# WORK REQUIRED
Reproduce the whole listing, character for character.

=-=-=-=-=

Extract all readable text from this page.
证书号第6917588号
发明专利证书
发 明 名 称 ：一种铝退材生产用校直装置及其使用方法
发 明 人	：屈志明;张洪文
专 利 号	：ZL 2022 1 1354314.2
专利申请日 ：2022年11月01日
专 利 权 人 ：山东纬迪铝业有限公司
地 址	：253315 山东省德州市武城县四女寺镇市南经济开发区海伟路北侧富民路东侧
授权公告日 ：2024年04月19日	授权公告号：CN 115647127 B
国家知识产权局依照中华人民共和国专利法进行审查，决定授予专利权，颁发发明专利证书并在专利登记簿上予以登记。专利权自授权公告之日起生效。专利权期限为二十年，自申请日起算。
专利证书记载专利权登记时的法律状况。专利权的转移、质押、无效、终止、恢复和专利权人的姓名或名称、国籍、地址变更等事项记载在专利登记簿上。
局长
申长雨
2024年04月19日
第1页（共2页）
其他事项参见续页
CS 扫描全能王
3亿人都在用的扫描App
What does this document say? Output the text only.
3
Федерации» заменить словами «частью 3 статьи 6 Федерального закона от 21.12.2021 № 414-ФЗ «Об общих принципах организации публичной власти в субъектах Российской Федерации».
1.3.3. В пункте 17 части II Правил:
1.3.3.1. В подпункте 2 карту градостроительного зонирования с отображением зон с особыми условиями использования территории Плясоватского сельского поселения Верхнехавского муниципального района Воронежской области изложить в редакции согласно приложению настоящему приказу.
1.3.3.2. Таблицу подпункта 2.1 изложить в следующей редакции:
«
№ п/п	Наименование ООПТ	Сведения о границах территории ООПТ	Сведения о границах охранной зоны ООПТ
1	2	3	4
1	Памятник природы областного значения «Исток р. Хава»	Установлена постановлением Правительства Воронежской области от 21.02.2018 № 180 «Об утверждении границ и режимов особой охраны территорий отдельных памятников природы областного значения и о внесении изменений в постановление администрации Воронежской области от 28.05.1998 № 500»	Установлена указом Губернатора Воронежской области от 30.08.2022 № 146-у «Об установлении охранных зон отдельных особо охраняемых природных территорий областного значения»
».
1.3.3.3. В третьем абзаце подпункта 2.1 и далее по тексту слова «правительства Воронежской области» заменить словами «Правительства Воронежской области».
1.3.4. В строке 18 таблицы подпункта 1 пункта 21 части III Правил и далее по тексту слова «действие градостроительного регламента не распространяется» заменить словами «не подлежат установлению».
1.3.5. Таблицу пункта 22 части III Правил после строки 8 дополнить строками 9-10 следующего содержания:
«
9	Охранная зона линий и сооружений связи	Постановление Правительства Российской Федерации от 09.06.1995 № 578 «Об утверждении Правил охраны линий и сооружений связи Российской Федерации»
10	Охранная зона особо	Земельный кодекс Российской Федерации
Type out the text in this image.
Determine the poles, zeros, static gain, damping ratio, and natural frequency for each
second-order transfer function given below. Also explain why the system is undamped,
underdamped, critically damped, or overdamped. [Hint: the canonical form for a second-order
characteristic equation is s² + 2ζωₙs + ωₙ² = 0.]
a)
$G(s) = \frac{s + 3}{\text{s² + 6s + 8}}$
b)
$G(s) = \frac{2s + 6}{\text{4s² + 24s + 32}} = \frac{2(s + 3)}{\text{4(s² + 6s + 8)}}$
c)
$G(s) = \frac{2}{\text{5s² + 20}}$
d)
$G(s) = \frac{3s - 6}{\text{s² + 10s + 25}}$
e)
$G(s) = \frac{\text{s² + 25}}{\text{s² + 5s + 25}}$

=-=-=-=-=

# WORKED SOLUTION
Extract all readable text from this page.
证书号第6917588号
发明专利证书
发 明 名 称 ：一种铝退材生产用校直装置及其使用方法
发 明 人	：屈志明;张洪文
专 利 号	：ZL 2022 1 1354314.2
专利申请日 ：2022年11月01日
专 利 权 人 ：山东纬迪铝业有限公司
地 址	：253315 山东省德州市武城县四女寺镇市南经济开发区海伟路北侧富民路东侧
授权公告日 ：2024年04月19日	授权公告号：CN 115647127 B
国家知识产权局依照中华人民共和国专利法进行审查，决定授予专利权，颁发发明专利证书并在专利登记簿上予以登记。专利权自授权公告之日起生效。专利权期限为二十年，自申请日起算。
专利证书记载专利权登记时的法律状况。专利权的转移、质押、无效、终止、恢复和专利权人的姓名或名称、国籍、地址变更等事项记载在专利登记簿上。
局长
申长雨
2024年04月19日
第1页（共2页）
其他事项参见续页
CS 扫描全能王
3亿人都在用的扫描App
What does this document say? Output the text only.
3
Федерации» заменить словами «частью 3 статьи 6 Федерального закона от 21.12.2021 № 414-ФЗ «Об общих принципах организации публичной власти в субъектах Российской Федерации».
1.3.3. В пункте 17 части II Правил:
1.3.3.1. В подпункте 2 карту градостроительного зонирования с отображением зон с особыми условиями использования территории Плясоватского сельского поселения Верхнехавского муниципального района Воронежской области изложить в редакции согласно приложению настоящему приказу.
1.3.3.2. Таблицу подпункта 2.1 изложить в следующей редакции:
«
№ п/п	Наименование ООПТ	Сведения о границах территории ООПТ	Сведения о границах охранной зоны ООПТ
1	2	3	4
1	Памятник природы областного значения «Исток р. Хава»	Установлена постановлением Правительства Воронежской области от 21.02.2018 № 180 «Об утверждении границ и режимов особой охраны территорий отдельных памятников природы областного значения и о внесении изменений в постановление администрации Воронежской области от 28.05.1998 № 500»	Установлена указом Губернатора Воронежской области от 30.08.2022 № 146-у «Об установлении охранных зон отдельных особо охраняемых природных территорий областного значения»
».
1.3.3.3. В третьем абзаце подпункта 2.1 и далее по тексту слова «правительства Воронежской области» заменить словами «Правительства Воронежской области».
1.3.4. В строке 18 таблицы подпункта 1 пункта 21 части III Правил и далее по тексту слова «действие градостроительного регламента не распространяется» заменить словами «не подлежат установлению».
1.3.5. Таблицу пункта 22 части III Правил после строки 8 дополнить строками 9-10 следующего содержания:
«
9	Охранная зона линий и сооружений связи	Постановление Правительства Российской Федерации от 09.06.1995 № 578 «Об утверждении Правил охраны линий и сооружений связи Российской Федерации»
10	Охранная зона особо	Земельный кодекс Российской Федерации
Type out the text in this image.
Determine the poles, zeros, static gain, damping ratio, and natural frequency for each
second-order transfer function given below. Also explain why the system is undamped,
underdamped, critically damped, or overdamped. [Hint: the canonical form for a second-order
characteristic equation is s² + 2ζωₙs + ωₙ² = 0.]
a)
$G(s) = \frac{s + 3}{\text{s² + 6s + 8}}$
b)
$G(s) = \frac{2s + 6}{\text{4s² + 24s + 32}} = \frac{2(s + 3)}{\text{4(s² + 6s + 8)}}$
c)
$G(s) = \frac{2}{\text{5s² + 20}}$
d)
$G(s) = \frac{3s - 6}{\text{s² + 10s + 25}}$
e)
$G(s) = \frac{\text{s² + 25}}{\text{s² + 5s + 25}}$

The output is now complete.